### STATED TASK
Using the data below, gather each line that includes the word "screenshot".

=====

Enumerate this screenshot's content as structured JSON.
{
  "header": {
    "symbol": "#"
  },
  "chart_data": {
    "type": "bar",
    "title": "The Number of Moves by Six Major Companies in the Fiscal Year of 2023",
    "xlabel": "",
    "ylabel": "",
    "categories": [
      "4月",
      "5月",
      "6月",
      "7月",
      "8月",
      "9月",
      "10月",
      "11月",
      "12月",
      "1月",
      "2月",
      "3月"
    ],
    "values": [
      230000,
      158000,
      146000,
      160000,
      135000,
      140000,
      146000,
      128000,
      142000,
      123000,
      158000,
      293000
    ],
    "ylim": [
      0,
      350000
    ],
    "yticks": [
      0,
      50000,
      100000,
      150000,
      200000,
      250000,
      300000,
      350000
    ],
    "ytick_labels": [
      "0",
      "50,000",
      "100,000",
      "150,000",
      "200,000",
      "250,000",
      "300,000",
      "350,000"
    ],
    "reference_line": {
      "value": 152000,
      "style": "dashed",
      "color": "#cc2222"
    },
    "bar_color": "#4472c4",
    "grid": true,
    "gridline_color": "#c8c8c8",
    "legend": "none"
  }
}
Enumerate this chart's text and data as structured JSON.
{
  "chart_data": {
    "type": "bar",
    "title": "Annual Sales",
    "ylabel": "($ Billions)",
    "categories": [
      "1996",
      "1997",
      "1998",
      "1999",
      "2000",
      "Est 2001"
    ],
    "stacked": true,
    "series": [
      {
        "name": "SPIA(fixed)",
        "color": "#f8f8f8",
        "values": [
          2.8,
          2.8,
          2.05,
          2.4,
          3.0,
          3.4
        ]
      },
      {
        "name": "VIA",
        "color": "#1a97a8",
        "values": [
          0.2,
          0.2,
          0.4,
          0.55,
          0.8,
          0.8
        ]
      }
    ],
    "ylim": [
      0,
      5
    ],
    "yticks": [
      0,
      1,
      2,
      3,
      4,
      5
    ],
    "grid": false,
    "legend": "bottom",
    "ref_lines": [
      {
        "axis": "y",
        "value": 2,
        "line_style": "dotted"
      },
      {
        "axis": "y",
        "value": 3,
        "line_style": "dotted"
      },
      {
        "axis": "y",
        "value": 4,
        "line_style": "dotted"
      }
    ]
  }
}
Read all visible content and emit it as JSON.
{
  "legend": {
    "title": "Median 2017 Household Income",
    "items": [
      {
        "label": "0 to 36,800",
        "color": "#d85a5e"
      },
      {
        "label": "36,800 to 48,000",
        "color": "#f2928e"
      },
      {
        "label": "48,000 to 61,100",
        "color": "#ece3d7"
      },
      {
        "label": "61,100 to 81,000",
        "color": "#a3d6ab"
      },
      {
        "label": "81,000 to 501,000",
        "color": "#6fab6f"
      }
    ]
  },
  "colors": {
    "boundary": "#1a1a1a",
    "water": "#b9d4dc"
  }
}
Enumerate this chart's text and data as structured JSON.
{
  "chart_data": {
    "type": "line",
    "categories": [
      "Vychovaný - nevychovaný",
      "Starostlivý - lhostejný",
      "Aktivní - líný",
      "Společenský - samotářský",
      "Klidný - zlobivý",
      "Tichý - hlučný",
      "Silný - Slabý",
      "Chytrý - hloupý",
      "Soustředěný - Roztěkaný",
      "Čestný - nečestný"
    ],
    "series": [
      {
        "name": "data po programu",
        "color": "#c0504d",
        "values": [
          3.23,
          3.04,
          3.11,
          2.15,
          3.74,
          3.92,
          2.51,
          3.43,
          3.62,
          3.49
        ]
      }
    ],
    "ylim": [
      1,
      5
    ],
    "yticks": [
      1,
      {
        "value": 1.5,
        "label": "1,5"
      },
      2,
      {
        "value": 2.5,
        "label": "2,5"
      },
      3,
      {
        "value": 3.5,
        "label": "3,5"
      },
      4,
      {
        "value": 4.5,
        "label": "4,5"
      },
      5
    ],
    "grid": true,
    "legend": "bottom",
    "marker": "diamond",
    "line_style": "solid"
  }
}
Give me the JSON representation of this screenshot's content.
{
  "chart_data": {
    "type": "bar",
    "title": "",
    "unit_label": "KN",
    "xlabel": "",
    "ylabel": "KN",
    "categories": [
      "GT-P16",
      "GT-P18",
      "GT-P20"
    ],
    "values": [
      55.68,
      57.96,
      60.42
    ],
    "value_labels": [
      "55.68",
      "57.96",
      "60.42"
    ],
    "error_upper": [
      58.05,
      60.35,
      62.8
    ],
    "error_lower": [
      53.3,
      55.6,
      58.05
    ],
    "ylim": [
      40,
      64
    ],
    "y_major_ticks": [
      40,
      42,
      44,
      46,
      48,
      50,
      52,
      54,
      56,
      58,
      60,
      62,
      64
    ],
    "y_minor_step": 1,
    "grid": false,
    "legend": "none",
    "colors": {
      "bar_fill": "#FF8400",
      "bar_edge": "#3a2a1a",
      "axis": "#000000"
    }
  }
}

=====

### RESPONSE BELOW
Enumerate this screenshot's content as structured JSON.
Give me the JSON representation of this screenshot's content.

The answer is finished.